EXERCISE REQUIREMENTS >>
Output all lines exactly, with nothing added or dropped.

EXTRACTED ENTRIES >>
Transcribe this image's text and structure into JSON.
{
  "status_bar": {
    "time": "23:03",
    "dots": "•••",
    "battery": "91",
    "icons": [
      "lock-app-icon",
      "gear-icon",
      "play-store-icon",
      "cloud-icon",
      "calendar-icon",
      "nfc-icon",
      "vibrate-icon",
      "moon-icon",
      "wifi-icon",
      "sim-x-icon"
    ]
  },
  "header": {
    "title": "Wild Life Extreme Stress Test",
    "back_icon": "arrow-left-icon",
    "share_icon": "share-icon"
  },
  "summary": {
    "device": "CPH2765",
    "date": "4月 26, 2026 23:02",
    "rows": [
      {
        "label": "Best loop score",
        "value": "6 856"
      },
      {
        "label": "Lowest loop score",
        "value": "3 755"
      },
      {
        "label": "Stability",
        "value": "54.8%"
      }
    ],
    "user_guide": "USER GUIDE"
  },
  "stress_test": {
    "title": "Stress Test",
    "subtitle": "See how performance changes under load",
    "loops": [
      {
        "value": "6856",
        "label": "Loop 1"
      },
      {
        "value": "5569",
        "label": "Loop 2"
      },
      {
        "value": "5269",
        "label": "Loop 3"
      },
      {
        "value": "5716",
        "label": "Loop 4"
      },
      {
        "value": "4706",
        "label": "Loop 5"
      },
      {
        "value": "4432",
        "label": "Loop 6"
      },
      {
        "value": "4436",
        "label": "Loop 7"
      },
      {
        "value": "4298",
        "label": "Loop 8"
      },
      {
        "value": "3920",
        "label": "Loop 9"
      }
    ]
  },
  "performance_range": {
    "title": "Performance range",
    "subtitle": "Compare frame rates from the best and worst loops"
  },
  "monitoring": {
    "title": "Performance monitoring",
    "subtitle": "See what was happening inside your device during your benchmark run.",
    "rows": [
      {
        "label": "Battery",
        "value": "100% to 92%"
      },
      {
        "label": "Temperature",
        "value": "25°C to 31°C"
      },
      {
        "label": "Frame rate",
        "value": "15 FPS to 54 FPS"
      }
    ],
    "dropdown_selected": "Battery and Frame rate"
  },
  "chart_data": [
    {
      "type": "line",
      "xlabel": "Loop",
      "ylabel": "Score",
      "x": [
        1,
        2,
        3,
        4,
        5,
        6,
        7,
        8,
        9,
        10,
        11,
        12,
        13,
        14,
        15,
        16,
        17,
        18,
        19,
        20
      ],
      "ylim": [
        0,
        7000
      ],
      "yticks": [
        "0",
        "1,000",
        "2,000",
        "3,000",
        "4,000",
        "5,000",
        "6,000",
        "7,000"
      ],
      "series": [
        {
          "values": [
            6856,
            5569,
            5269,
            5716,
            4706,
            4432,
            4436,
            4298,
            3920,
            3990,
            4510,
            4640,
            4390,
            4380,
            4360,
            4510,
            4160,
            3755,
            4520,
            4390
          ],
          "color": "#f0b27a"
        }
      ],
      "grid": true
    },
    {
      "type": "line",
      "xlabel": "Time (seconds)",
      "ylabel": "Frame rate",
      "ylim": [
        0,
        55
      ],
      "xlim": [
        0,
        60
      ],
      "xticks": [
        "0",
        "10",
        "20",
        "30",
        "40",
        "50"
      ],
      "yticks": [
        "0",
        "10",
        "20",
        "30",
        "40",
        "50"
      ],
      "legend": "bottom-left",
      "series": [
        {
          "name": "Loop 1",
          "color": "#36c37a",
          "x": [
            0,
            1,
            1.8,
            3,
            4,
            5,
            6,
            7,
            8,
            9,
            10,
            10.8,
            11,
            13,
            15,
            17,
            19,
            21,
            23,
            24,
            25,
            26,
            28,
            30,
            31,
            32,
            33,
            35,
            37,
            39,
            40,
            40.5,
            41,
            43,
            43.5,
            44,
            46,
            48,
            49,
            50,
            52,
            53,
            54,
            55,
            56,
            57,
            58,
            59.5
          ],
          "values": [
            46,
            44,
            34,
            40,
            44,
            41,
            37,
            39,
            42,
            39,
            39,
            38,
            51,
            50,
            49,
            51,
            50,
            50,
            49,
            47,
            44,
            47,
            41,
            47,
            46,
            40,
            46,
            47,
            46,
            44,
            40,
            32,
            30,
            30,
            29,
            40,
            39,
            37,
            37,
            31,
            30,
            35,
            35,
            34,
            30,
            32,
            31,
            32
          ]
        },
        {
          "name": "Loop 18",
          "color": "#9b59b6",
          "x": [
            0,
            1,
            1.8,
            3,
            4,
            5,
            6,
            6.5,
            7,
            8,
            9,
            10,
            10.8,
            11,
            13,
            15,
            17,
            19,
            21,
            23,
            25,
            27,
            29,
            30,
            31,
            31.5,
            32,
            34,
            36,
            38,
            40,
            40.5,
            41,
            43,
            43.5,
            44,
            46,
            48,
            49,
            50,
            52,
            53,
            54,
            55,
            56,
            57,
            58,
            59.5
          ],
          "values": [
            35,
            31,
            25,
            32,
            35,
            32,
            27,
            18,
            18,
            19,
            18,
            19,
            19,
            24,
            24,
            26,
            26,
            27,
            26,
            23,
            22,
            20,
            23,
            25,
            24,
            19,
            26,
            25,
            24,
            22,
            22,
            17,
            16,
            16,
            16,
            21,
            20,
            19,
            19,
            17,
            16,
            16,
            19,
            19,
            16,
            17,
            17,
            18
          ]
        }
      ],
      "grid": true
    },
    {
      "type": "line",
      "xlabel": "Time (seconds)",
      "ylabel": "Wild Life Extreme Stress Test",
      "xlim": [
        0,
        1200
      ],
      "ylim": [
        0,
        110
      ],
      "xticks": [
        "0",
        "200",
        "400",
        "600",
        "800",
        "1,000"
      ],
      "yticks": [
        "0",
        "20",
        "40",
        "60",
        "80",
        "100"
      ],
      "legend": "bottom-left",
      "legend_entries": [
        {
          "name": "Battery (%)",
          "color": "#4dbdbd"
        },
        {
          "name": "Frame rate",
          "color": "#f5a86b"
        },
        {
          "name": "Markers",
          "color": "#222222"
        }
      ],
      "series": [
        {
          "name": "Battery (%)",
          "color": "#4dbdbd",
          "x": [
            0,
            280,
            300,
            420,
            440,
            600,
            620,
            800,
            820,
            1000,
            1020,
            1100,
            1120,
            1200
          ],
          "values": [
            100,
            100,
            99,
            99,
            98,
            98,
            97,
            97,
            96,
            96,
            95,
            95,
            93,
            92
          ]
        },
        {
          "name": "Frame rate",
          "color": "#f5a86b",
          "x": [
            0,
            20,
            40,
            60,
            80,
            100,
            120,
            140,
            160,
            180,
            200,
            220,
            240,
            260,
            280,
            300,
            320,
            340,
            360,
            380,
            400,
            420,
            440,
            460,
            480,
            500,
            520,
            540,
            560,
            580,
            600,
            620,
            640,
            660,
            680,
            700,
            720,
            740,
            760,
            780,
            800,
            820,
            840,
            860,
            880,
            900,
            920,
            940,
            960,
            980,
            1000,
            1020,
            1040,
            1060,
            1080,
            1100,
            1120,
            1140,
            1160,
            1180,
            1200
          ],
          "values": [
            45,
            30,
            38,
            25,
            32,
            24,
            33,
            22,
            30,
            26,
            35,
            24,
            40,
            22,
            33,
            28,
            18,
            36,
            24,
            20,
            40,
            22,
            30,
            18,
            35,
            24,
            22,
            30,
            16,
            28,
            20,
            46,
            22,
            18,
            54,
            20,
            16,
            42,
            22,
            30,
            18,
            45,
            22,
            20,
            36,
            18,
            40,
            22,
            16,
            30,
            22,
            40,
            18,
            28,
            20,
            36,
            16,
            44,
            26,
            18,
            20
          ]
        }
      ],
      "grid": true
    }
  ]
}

THE OUTPUT >>
Transcribe this image's text and structure into JSON.
{
  "status_bar": {
    "time": "23:03",
    "dots": "•••",
    "battery": "91",
    "icons": [
      "lock-app-icon",
      "gear-icon",
      "play-store-icon",
      "cloud-icon",
      "calendar-icon",
      "nfc-icon",
      "vibrate-icon",
      "moon-icon",
      "wifi-icon",
      "sim-x-icon"
    ]
  },
  "header": {
    "title": "Wild Life Extreme Stress Test",
    "back_icon": "arrow-left-icon",
    "share_icon": "share-icon"
  },
  "summary": {
    "device": "CPH2765",
    "date": "4月 26, 2026 23:02",
    "rows": [
      {
        "label": "Best loop score",
        "value": "6 856"
      },
      {
        "label": "Lowest loop score",
        "value": "3 755"
      },
      {
        "label": "Stability",
        "value": "54.8%"
      }
    ],
    "user_guide": "USER GUIDE"
  },
  "stress_test": {
    "title": "Stress Test",
    "subtitle": "See how performance changes under load",
    "loops": [
      {
        "value": "6856",
        "label": "Loop 1"
      },
      {
        "value": "5569",
        "label": "Loop 2"
      },
      {
        "value": "5269",
        "label": "Loop 3"
      },
      {
        "value": "5716",
        "label": "Loop 4"
      },
      {
        "value": "4706",
        "label": "Loop 5"
      },
      {
        "value": "4432",
        "label": "Loop 6"
      },
      {
        "value": "4436",
        "label": "Loop 7"
      },
      {
        "value": "4298",
        "label": "Loop 8"
      },
      {
        "value": "3920",
        "label": "Loop 9"
      }
    ]
  },
  "performance_range": {
    "title": "Performance range",
    "subtitle": "Compare frame rates from the best and worst loops"
  },
  "monitoring": {
    "title": "Performance monitoring",
    "subtitle": "See what was happening inside your device during your benchmark run.",
    "rows": [
      {
        "label": "Battery",
        "value": "100% to 92%"
      },
      {
        "label": "Temperature",
        "value": "25°C to 31°C"
      },
      {
        "label": "Frame rate",
        "value": "15 FPS to 54 FPS"
      }
    ],
    "dropdown_selected": "Battery and Frame rate"
  },
  "chart_data": [
    {
      "type": "line",
      "xlabel": "Loop",
      "ylabel": "Score",
      "x": [
        1,
        2,
        3,
        4,
        5,
        6,
        7,
        8,
        9,
        10,
        11,
        12,
        13,
        14,
        15,
        16,
        17,
        18,
        19,
        20
      ],
      "ylim": [
        0,
        7000
      ],
      "yticks": [
        "0",
        "1,000",
        "2,000",
        "3,000",
        "4,000",
        "5,000",
        "6,000",
        "7,000"
      ],
      "series": [
        {
          "values": [
            6856,
            5569,
            5269,
            5716,
            4706,
            4432,
            4436,
            4298,
            3920,
            3990,
            4510,
            4640,
            4390,
            4380,
            4360,
            4510,
            4160,
            3755,
            4520,
            4390
          ],
          "color": "#f0b27a"
        }
      ],
      "grid": true
    },
    {
      "type": "line",
      "xlabel": "Time (seconds)",
      "ylabel": "Frame rate",
      "ylim": [
        0,
        55
      ],
      "xlim": [
        0,
        60
      ],
      "xticks": [
        "0",
        "10",
        "20",
        "30",
        "40",
        "50"
      ],
      "yticks": [
        "0",
        "10",
        "20",
        "30",
        "40",
        "50"
      ],
      "legend": "bottom-left",
      "series": [
        {
          "name": "Loop 1",
          "color": "#36c37a",
          "x": [
            0,
            1,
            1.8,
            3,
            4,
            5,
            6,
            7,
            8,
            9,
            10,
            10.8,
            11,
            13,
            15,
            17,
            19,
            21,
            23,
            24,
            25,
            26,
            28,
            30,
            31,
            32,
            33,
            35,
            37,
            39,
            40,
            40.5,
            41,
            43,
            43.5,
            44,
            46,
            48,
            49,
            50,
            52,
            53,
            54,
            55,
            56,
            57,
            58,
            59.5
          ],
          "values": [
            46,
            44,
            34,
            40,
            44,
            41,
            37,
            39,
            42,
            39,
            39,
            38,
            51,
            50,
            49,
            51,
            50,
            50,
            49,
            47,
            44,
            47,
            41,
            47,
            46,
            40,
            46,
            47,
            46,
            44,
            40,
            32,
            30,
            30,
            29,
            40,
            39,
            37,
            37,
            31,
            30,
            35,
            35,
            34,
            30,
            32,
            31,
            32
          ]
        },
        {
          "name": "Loop 18",
          "color": "#9b59b6",
          "x": [
            0,
            1,
            1.8,
            3,
            4,
            5,
            6,
            6.5,
            7,
            8,
            9,
            10,
            10.8,
            11,
            13,
            15,
            17,
            19,
            21,
            23,
            25,
            27,
            29,
            30,
            31,
            31.5,
            32,
            34,
            36,
            38,
            40,
            40.5,
            41,
            43,
            43.5,
            44,
            46,
            48,
            49,
            50,
            52,
            53,
            54,
            55,
            56,
            57,
            58,
            59.5
          ],
          "values": [
            35,
            31,
            25,
            32,
            35,
            32,
            27,
            18,
            18,
            19,
            18,
            19,
            19,
            24,
            24,
            26,
            26,
            27,
            26,
            23,
            22,
            20,
            23,
            25,
            24,
            19,
            26,
            25,
            24,
            22,
            22,
            17,
            16,
            16,
            16,
            21,
            20,
            19,
            19,
            17,
            16,
            16,
            19,
            19,
            16,
            17,
            17,
            18
          ]
        }
      ],
      "grid": true
    },
    {
      "type": "line",
      "xlabel": "Time (seconds)",
      "ylabel": "Wild Life Extreme Stress Test",
      "xlim": [
        0,
        1200
      ],
      "ylim": [
        0,
        110
      ],
      "xticks": [
        "0",
        "200",
        "400",
        "600",
        "800",
        "1,000"
      ],
      "yticks": [
        "0",
        "20",
        "40",
        "60",
        "80",
        "100"
      ],
      "legend": "bottom-left",
      "legend_entries": [
        {
          "name": "Battery (%)",
          "color": "#4dbdbd"
        },
        {
          "name": "Frame rate",
          "color": "#f5a86b"
        },
        {
          "name": "Markers",
          "color": "#222222"
        }
      ],
      "series": [
        {
          "name": "Battery (%)",
          "color": "#4dbdbd",
          "x": [
            0,
            280,
            300,
            420,
            440,
            600,
            620,
            800,
            820,
            1000,
            1020,
            1100,
            1120,
            1200
          ],
          "values": [
            100,
            100,
            99,
            99,
            98,
            98,
            97,
            97,
            96,
            96,
            95,
            95,
            93,
            92
          ]
        },
        {
          "name": "Frame rate",
          "color": "#f5a86b",
          "x": [
            0,
            20,
            40,
            60,
            80,
            100,
            120,
            140,
            160,
            180,
            200,
            220,
            240,
            260,
            280,
            300,
            320,
            340,
            360,
            380,
            400,
            420,
            440,
            460,
            480,
            500,
            520,
            540,
            560,
            580,
            600,
            620,
            640,
            660,
            680,
            700,
            720,
            740,
            760,
            780,
            800,
            820,
            840,
            860,
            880,
            900,
            920,
            940,
            960,
            980,
            1000,
            1020,
            1040,
            1060,
            1080,
            1100,
            1120,
            1140,
            1160,
            1180,
            1200
          ],
          "values": [
            45,
            30,
            38,
            25,
            32,
            24,
            33,
            22,
            30,
            26,
            35,
            24,
            40,
            22,
            33,
            28,
            18,
            36,
            24,
            20,
            40,
            22,
            30,
            18,
            35,
            24,
            22,
            30,
            16,
            28,
            20,
            46,
            22,
            18,
            54,
            20,
            16,
            42,
            22,
            30,
            18,
            45,
            22,
            20,
            36,
            18,
            40,
            22,
            16,
            30,
            22,
            40,
            18,
            28,
            20,
            36,
            16,
            44,
            26,
            18,
            20
          ]
        }
      ],
      "grid": true
    }
  ]
}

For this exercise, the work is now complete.